Stored entries
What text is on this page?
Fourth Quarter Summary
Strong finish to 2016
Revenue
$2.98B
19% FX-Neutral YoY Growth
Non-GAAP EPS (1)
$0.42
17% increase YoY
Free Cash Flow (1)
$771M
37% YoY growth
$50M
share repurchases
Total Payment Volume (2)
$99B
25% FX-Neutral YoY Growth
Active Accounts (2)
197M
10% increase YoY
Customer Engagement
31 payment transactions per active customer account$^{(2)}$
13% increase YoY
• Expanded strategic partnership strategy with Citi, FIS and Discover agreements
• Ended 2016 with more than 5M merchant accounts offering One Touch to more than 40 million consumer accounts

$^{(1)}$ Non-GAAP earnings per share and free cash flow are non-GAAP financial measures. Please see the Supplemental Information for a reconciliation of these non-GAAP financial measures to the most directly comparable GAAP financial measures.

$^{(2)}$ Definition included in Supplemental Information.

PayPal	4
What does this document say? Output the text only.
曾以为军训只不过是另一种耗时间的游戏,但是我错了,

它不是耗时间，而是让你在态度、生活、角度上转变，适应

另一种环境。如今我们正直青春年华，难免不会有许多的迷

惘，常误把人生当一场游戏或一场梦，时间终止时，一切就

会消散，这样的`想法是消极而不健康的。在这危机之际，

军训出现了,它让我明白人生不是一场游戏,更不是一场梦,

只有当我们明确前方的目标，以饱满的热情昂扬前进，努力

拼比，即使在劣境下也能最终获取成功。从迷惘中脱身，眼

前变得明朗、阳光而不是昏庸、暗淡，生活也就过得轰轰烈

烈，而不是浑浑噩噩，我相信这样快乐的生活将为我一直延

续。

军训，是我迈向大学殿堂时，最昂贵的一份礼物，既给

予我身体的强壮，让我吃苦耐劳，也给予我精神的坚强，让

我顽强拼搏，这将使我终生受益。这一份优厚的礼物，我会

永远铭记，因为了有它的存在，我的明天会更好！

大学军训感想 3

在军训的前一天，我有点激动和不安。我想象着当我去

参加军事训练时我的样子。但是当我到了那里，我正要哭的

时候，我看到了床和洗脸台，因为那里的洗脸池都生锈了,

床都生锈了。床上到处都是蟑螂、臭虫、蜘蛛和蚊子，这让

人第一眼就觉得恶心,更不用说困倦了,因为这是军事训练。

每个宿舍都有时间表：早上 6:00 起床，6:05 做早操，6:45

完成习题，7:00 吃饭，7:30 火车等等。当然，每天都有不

# WHAT YOU NEED TO DO
Exactly as written, give again every line from the one containing "What does this" through the last line of the material above, and no other lines.

# WRITTEN SOLUTION
What does this document say? Output the text only.
曾以为军训只不过是另一种耗时间的游戏,但是我错了,

它不是耗时间，而是让你在态度、生活、角度上转变，适应

另一种环境。如今我们正直青春年华，难免不会有许多的迷

惘，常误把人生当一场游戏或一场梦，时间终止时，一切就

会消散，这样的`想法是消极而不健康的。在这危机之际，

军训出现了,它让我明白人生不是一场游戏,更不是一场梦,

只有当我们明确前方的目标，以饱满的热情昂扬前进，努力

拼比，即使在劣境下也能最终获取成功。从迷惘中脱身，眼

前变得明朗、阳光而不是昏庸、暗淡，生活也就过得轰轰烈

烈，而不是浑浑噩噩，我相信这样快乐的生活将为我一直延

续。

军训，是我迈向大学殿堂时，最昂贵的一份礼物，既给

予我身体的强壮，让我吃苦耐劳，也给予我精神的坚强，让

我顽强拼搏，这将使我终生受益。这一份优厚的礼物，我会

永远铭记，因为了有它的存在，我的明天会更好！

大学军训感想 3

在军训的前一天，我有点激动和不安。我想象着当我去

参加军事训练时我的样子。但是当我到了那里，我正要哭的

时候，我看到了床和洗脸台，因为那里的洗脸池都生锈了,

床都生锈了。床上到处都是蟑螂、臭虫、蜘蛛和蚊子，这让

人第一眼就觉得恶心,更不用说困倦了,因为这是军事训练。

每个宿舍都有时间表：早上 6:00 起床，6:05 做早操，6:45

完成习题，7:00 吃饭，7:30 火车等等。当然，每天都有不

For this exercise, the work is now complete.